═════ Entries supplied

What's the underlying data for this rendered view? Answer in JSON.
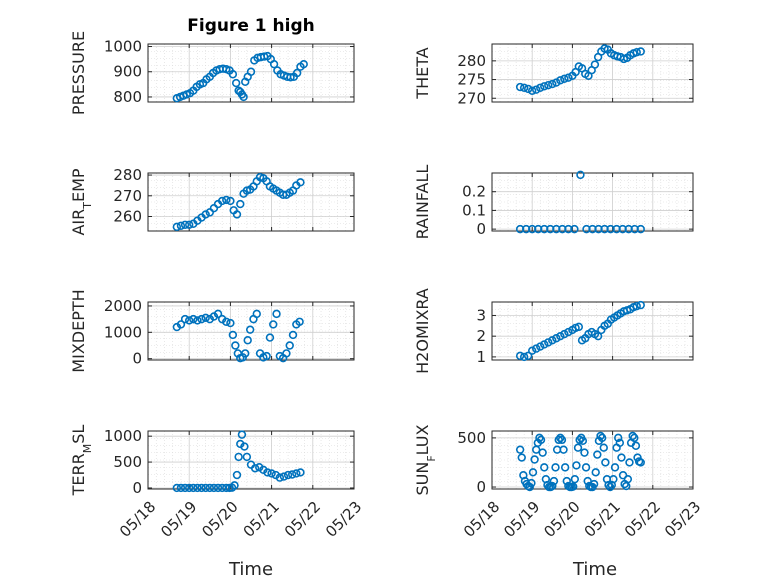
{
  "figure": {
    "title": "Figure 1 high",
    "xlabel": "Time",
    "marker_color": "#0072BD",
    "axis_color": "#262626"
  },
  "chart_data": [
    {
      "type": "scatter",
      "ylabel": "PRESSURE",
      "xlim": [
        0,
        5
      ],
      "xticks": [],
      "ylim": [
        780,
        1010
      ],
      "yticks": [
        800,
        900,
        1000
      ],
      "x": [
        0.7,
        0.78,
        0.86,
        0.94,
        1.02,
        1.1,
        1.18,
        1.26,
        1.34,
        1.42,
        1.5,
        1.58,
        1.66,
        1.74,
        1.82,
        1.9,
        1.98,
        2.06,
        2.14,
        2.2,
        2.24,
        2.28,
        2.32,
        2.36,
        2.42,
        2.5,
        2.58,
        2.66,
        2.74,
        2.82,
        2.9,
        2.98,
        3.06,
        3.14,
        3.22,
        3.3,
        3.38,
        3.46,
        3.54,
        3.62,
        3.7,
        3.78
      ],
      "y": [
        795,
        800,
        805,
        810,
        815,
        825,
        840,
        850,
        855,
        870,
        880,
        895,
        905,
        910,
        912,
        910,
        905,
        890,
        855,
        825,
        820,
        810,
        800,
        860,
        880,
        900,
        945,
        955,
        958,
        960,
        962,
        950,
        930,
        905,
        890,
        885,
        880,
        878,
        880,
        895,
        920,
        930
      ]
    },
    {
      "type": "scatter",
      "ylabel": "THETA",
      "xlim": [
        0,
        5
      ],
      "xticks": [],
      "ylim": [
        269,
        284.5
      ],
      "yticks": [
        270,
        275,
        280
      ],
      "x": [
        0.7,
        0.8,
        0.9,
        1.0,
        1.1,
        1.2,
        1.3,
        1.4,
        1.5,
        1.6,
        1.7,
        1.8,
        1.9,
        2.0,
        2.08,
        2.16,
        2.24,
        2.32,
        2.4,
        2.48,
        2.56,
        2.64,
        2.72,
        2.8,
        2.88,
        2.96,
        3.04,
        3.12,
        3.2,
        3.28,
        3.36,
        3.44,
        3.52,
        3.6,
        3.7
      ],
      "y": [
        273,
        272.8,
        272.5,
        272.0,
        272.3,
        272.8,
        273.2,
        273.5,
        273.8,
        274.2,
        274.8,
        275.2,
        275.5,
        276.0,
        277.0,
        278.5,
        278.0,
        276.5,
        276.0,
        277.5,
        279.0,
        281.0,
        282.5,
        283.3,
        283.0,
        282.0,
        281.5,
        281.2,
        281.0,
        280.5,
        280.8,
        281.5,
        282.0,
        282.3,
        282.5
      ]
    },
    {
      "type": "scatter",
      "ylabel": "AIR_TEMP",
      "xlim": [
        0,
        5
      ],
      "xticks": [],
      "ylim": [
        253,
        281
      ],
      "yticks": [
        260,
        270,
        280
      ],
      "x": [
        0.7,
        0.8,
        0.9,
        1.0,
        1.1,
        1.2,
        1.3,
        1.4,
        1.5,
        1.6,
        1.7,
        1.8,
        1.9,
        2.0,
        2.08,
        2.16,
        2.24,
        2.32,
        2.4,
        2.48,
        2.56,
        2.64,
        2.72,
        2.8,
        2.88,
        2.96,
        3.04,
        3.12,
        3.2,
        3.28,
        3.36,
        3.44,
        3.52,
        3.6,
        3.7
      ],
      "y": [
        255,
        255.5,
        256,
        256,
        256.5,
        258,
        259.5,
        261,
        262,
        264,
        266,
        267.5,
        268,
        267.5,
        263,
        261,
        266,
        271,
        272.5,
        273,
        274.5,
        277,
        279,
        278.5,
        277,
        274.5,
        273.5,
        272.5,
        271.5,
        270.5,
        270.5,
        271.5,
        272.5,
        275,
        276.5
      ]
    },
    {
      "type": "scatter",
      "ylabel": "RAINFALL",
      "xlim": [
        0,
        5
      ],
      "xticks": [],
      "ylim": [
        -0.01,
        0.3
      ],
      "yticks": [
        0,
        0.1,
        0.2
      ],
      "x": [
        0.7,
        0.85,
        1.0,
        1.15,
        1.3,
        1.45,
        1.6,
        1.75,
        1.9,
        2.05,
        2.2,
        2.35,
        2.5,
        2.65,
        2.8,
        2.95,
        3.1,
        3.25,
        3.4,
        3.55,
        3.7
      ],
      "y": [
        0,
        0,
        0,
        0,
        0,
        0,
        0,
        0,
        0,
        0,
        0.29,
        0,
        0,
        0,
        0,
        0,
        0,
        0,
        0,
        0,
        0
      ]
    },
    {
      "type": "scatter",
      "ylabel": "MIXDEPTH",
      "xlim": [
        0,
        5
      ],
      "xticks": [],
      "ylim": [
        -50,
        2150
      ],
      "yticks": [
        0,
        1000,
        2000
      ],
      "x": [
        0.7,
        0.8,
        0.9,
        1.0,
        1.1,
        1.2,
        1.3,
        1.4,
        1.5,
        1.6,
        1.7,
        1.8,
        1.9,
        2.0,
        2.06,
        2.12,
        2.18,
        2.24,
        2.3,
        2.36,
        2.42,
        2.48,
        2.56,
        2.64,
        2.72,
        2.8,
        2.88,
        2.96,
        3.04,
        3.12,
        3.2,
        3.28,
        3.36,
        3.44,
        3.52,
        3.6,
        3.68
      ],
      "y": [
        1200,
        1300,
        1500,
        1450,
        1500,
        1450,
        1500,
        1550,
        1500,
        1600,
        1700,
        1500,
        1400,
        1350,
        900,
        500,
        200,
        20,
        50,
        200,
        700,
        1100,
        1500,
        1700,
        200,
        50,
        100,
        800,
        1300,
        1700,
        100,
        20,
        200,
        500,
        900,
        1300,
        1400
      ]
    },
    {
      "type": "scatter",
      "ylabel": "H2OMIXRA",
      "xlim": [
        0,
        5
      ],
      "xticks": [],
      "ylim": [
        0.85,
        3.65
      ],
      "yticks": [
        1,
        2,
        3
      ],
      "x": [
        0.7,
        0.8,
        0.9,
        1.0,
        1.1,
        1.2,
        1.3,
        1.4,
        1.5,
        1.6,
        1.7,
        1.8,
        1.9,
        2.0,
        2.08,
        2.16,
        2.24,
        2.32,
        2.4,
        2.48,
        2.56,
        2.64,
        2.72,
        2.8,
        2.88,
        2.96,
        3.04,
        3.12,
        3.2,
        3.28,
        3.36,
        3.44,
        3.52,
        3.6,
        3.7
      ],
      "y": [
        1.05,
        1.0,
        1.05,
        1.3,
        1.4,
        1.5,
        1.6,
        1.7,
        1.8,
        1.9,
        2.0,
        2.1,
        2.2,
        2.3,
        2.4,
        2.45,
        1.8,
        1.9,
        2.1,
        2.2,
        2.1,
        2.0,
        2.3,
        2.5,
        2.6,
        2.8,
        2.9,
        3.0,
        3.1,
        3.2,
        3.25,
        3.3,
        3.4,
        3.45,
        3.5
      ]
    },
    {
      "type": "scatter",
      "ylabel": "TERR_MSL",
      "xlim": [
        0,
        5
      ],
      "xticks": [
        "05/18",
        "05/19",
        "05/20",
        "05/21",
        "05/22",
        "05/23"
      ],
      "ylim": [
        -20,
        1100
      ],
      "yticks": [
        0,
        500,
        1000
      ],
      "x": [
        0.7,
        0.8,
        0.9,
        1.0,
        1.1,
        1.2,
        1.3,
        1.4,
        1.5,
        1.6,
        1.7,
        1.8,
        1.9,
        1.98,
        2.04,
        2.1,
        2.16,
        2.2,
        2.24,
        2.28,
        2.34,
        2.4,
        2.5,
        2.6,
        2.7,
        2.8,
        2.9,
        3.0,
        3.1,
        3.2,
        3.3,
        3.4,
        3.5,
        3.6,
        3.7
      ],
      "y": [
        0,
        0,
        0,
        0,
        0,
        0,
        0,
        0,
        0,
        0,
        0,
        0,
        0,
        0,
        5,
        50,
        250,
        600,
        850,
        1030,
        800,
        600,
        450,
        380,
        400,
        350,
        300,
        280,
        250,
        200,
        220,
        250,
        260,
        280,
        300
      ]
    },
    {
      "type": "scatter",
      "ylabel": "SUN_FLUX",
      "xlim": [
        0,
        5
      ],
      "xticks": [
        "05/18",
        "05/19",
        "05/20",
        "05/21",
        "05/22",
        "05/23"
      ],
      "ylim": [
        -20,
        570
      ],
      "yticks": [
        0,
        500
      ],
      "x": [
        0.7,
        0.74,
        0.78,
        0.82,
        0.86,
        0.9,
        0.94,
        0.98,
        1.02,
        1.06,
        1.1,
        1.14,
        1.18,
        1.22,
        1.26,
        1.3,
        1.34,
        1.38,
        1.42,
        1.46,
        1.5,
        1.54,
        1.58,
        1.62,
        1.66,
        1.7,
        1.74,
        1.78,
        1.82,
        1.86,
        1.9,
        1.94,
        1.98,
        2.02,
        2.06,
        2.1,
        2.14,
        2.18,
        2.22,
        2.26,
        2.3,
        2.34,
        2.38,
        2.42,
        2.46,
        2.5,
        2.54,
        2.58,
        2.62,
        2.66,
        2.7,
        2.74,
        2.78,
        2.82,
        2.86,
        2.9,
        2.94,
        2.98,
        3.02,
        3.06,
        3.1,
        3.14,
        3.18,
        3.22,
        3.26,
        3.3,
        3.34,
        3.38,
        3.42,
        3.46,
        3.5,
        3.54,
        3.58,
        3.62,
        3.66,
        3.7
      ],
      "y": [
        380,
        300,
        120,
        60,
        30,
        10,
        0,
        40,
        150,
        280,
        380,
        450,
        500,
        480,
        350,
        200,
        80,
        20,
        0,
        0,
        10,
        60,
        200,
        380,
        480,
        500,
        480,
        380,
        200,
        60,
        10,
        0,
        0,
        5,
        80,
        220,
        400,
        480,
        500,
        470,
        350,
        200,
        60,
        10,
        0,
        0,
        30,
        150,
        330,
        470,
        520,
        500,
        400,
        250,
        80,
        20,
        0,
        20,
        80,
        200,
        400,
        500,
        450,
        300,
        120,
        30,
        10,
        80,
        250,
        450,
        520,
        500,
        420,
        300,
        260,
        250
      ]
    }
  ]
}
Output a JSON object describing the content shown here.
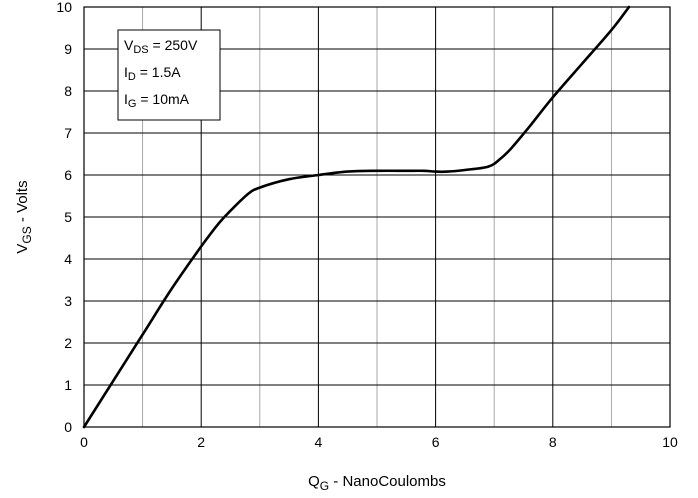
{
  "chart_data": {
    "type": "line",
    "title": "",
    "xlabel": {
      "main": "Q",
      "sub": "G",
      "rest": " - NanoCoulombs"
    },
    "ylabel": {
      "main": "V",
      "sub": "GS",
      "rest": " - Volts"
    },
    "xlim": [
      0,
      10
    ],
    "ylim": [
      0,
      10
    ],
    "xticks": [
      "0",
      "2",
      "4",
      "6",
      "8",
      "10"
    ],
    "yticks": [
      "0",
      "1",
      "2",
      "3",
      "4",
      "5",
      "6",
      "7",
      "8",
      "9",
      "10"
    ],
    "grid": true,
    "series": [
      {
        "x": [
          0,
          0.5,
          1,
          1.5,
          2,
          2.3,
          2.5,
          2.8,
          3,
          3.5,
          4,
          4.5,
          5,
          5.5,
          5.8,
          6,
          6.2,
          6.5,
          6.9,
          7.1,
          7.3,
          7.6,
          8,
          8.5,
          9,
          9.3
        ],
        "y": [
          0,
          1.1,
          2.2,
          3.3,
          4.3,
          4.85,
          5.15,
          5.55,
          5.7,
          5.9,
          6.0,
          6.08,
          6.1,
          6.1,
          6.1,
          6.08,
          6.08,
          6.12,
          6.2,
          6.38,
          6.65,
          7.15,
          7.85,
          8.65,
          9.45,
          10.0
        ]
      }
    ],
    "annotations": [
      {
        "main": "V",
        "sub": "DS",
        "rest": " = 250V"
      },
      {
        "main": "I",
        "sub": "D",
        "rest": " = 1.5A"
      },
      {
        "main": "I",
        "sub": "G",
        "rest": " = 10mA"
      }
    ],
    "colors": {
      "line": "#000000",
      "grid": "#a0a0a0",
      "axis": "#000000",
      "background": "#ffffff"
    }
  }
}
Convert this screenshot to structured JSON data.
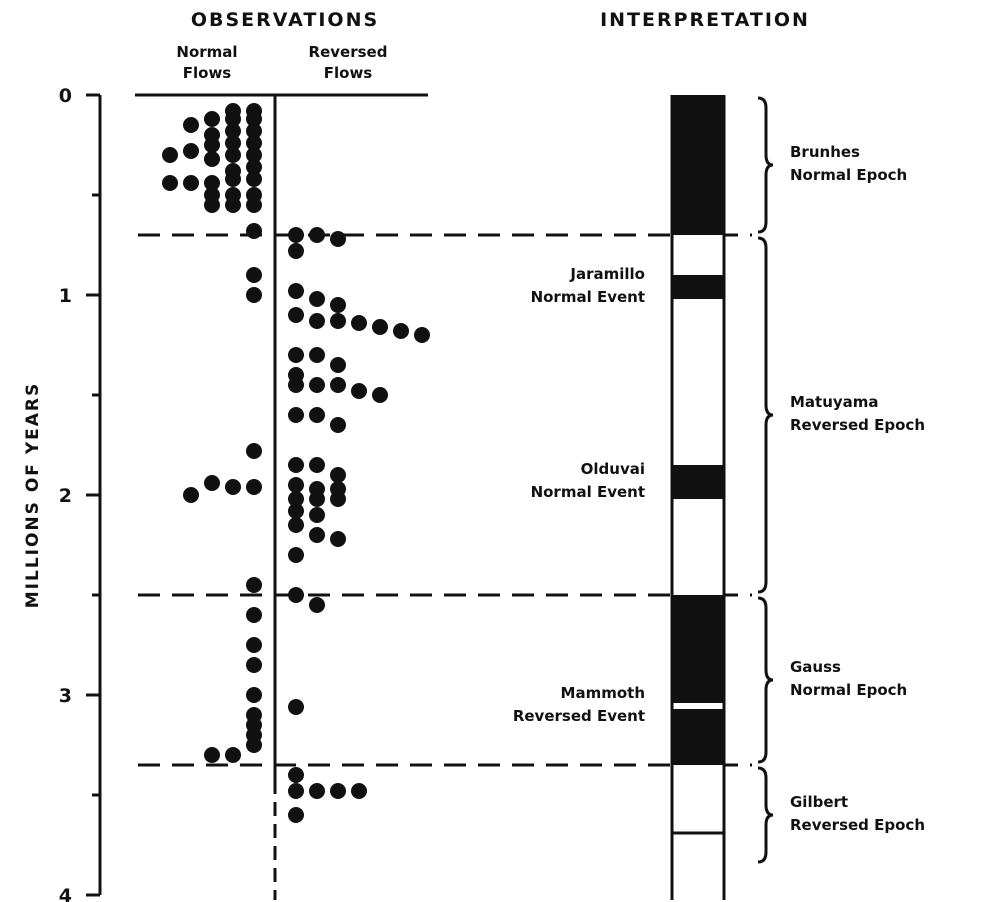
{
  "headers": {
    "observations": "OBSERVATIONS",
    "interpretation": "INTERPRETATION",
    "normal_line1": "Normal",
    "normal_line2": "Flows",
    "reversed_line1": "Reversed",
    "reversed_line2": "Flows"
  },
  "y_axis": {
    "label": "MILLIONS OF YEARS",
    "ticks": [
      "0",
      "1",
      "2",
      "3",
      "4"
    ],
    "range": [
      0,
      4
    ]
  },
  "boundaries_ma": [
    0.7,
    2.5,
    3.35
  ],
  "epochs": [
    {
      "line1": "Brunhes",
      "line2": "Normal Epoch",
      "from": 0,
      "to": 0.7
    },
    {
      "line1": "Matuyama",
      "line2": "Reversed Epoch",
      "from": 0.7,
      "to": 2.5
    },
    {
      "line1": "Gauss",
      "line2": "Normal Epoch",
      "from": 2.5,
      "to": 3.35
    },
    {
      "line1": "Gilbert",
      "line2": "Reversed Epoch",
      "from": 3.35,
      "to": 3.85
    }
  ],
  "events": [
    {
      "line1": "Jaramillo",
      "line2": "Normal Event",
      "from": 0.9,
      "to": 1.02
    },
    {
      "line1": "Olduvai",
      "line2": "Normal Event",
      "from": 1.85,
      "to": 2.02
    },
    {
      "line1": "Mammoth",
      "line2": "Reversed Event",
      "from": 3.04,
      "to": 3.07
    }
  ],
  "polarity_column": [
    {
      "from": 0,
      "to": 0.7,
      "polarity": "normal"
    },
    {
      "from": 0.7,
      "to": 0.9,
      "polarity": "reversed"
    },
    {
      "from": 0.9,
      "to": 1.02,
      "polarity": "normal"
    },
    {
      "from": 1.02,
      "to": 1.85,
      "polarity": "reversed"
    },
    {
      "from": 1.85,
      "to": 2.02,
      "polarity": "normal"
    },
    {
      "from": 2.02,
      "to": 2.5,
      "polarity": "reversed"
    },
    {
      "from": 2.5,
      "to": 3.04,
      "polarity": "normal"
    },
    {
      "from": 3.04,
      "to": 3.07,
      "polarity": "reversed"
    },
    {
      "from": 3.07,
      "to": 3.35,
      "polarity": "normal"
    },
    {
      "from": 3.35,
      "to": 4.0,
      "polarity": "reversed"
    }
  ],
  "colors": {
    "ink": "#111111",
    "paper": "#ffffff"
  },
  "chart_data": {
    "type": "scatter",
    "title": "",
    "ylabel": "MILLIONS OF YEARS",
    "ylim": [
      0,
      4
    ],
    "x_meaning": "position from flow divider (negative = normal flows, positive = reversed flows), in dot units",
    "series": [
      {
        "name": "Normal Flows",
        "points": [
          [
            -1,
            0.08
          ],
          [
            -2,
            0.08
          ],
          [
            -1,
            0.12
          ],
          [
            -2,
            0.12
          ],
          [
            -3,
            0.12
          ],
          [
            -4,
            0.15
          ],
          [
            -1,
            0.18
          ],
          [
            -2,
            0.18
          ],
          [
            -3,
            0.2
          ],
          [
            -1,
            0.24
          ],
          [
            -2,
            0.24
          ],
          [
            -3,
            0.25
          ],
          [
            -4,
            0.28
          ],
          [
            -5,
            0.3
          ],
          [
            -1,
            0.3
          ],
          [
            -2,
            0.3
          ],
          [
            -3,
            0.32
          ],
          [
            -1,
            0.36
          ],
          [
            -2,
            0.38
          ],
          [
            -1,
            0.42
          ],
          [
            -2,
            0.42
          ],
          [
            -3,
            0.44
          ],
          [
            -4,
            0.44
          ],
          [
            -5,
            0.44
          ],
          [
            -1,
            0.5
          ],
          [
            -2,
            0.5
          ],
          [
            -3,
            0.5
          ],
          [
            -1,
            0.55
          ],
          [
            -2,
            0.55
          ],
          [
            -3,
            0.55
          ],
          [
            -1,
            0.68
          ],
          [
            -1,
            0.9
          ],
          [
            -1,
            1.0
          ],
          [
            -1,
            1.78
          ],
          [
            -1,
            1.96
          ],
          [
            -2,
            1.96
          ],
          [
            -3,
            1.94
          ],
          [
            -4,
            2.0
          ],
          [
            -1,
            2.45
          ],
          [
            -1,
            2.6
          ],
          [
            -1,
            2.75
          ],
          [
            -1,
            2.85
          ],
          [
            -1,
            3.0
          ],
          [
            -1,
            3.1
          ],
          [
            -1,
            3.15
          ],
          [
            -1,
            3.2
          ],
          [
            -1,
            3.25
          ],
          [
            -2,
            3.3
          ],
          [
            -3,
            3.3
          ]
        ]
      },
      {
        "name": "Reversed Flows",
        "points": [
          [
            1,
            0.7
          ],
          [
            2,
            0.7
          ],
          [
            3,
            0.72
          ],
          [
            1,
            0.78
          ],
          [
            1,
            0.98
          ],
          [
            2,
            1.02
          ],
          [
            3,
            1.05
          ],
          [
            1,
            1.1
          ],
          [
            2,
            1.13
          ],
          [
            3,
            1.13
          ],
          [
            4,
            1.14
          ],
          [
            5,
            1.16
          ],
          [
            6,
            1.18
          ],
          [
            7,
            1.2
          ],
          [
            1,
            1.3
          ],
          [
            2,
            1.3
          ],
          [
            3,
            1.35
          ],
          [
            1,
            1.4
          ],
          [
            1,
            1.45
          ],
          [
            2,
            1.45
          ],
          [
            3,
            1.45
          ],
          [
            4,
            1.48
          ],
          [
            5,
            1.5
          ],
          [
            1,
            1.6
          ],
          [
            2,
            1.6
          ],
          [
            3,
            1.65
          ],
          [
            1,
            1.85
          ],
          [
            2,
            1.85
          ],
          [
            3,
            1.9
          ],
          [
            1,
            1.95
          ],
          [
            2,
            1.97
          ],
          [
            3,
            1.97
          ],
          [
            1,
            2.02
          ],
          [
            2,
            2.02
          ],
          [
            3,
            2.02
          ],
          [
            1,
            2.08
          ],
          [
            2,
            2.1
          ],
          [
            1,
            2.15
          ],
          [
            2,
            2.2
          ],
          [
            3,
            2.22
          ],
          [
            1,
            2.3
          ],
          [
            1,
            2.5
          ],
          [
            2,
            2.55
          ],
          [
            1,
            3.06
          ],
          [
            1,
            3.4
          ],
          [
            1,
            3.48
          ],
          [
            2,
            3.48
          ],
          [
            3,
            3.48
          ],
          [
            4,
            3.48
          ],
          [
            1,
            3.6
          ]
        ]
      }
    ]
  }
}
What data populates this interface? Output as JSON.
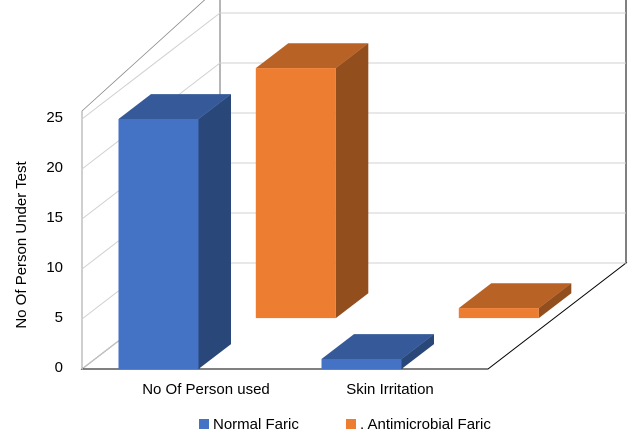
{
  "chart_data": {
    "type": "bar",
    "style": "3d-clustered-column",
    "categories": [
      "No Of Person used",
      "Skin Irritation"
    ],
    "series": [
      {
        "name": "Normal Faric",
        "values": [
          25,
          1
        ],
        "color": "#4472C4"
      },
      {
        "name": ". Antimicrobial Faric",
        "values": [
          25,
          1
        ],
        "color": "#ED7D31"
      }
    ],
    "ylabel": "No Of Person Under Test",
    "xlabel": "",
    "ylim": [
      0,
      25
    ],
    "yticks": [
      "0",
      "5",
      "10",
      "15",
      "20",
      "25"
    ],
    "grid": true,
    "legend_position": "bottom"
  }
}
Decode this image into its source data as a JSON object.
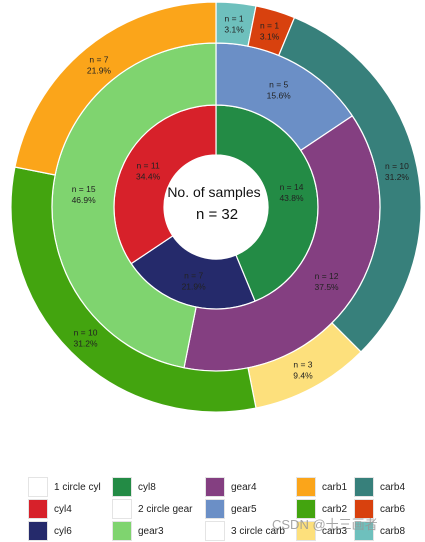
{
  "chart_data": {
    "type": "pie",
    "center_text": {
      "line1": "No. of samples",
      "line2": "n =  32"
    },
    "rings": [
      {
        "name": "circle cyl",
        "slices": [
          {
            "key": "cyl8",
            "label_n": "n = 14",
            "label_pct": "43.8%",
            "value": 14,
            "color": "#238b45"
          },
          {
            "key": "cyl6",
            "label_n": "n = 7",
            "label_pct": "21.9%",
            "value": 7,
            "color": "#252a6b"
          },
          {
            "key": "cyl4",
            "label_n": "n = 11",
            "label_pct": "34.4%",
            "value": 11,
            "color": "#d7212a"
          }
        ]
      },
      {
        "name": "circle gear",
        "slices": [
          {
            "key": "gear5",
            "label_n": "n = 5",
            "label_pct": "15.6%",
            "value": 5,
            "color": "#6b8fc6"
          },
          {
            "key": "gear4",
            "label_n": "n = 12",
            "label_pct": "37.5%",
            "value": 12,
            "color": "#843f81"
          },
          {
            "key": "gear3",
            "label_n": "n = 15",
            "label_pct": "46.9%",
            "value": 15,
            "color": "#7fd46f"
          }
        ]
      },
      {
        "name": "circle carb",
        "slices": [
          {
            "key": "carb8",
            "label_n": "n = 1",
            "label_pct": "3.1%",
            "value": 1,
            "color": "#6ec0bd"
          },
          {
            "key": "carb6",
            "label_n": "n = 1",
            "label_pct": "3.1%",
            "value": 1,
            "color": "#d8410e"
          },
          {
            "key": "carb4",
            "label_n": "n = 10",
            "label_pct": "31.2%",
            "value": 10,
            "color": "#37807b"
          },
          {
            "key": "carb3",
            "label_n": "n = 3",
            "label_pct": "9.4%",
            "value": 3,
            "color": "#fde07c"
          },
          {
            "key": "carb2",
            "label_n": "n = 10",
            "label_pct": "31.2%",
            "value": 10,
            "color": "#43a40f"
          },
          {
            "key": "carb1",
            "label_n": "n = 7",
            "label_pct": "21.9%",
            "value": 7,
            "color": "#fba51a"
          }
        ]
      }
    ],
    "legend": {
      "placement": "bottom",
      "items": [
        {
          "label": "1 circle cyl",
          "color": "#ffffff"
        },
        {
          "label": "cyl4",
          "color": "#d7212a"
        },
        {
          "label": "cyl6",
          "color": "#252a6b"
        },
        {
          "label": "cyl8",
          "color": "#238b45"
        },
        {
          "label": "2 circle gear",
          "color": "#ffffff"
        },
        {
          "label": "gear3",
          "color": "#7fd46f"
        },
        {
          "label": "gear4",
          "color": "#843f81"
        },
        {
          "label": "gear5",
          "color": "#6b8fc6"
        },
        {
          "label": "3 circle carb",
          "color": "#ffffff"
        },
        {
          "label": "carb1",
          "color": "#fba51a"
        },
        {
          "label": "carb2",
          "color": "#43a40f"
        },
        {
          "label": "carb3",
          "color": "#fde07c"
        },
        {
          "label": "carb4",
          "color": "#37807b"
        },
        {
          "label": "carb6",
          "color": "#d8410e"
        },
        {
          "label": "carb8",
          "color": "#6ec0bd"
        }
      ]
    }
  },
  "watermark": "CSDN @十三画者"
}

══════════

- [Written exercise]
Locate each line containing the string "Person" and show it.

- [Written reply]
      "No Of Person used",
    "ylabel": "No Of Person Under Test",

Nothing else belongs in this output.